# Dataset excerpts
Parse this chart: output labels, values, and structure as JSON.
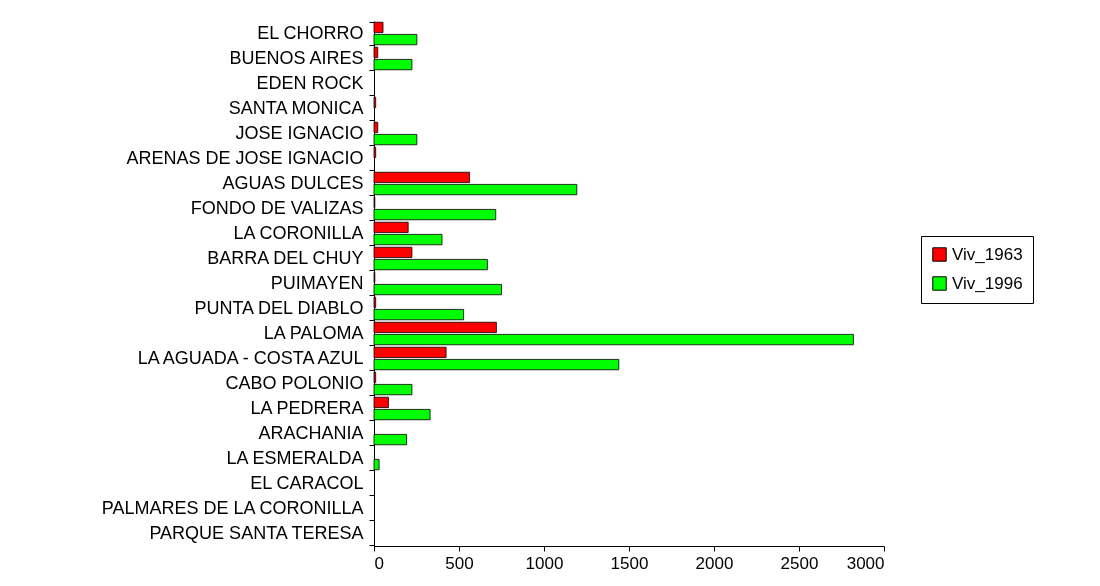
{
  "chart_data": {
    "type": "bar",
    "orientation": "horizontal",
    "categories": [
      "EL CHORRO",
      "BUENOS AIRES",
      "EDEN ROCK",
      "SANTA MONICA",
      "JOSE IGNACIO",
      "ARENAS DE JOSE IGNACIO",
      "AGUAS DULCES",
      "FONDO DE VALIZAS",
      "LA CORONILLA",
      "BARRA DEL CHUY",
      "PUIMAYEN",
      "PUNTA DEL DIABLO",
      "LA PALOMA",
      "LA AGUADA - COSTA AZUL",
      "CABO POLONIO",
      "LA PEDRERA",
      "ARACHANIA",
      "LA ESMERALDA",
      "EL CARACOL",
      "PALMARES DE LA CORONILLA",
      "PARQUE SANTA TERESA"
    ],
    "series": [
      {
        "name": "Viv_1963",
        "color": "#ff0000",
        "values": [
          53,
          22,
          0,
          10,
          22,
          10,
          562,
          5,
          201,
          223,
          5,
          10,
          720,
          424,
          10,
          85,
          0,
          0,
          0,
          0,
          0
        ]
      },
      {
        "name": "Viv_1996",
        "color": "#00ff00",
        "values": [
          252,
          223,
          0,
          0,
          252,
          0,
          1193,
          716,
          400,
          667,
          750,
          527,
          2820,
          1440,
          223,
          330,
          192,
          30,
          0,
          0,
          0
        ]
      }
    ],
    "xlim": [
      0,
      3000
    ],
    "xticks": [
      0,
      500,
      {
        "value": 1000,
        "label": "1000"
      },
      {
        "value": 1500,
        "label": "1500"
      },
      {
        "value": 2000,
        "label": "2000"
      },
      {
        "value": 2500,
        "label": "2500"
      },
      {
        "value": 3000,
        "label": "3000"
      }
    ],
    "grid": false,
    "legend": "right"
  }
}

# Given exercise
Leave the pictures out and reproduce all of the records exactly.

# Result
Parse this chart: output labels, values, and structure as JSON.
{
  "chart_data": {
    "type": "bar",
    "orientation": "horizontal",
    "categories": [
      "EL CHORRO",
      "BUENOS AIRES",
      "EDEN ROCK",
      "SANTA MONICA",
      "JOSE IGNACIO",
      "ARENAS DE JOSE IGNACIO",
      "AGUAS DULCES",
      "FONDO DE VALIZAS",
      "LA CORONILLA",
      "BARRA DEL CHUY",
      "PUIMAYEN",
      "PUNTA DEL DIABLO",
      "LA PALOMA",
      "LA AGUADA - COSTA AZUL",
      "CABO POLONIO",
      "LA PEDRERA",
      "ARACHANIA",
      "LA ESMERALDA",
      "EL CARACOL",
      "PALMARES DE LA CORONILLA",
      "PARQUE SANTA TERESA"
    ],
    "series": [
      {
        "name": "Viv_1963",
        "color": "#ff0000",
        "values": [
          53,
          22,
          0,
          10,
          22,
          10,
          562,
          5,
          201,
          223,
          5,
          10,
          720,
          424,
          10,
          85,
          0,
          0,
          0,
          0,
          0
        ]
      },
      {
        "name": "Viv_1996",
        "color": "#00ff00",
        "values": [
          252,
          223,
          0,
          0,
          252,
          0,
          1193,
          716,
          400,
          667,
          750,
          527,
          2820,
          1440,
          223,
          330,
          192,
          30,
          0,
          0,
          0
        ]
      }
    ],
    "xlim": [
      0,
      3000
    ],
    "xticks": [
      0,
      500,
      {
        "value": 1000,
        "label": "1000"
      },
      {
        "value": 1500,
        "label": "1500"
      },
      {
        "value": 2000,
        "label": "2000"
      },
      {
        "value": 2500,
        "label": "2500"
      },
      {
        "value": 3000,
        "label": "3000"
      }
    ],
    "grid": false,
    "legend": "right"
  }
}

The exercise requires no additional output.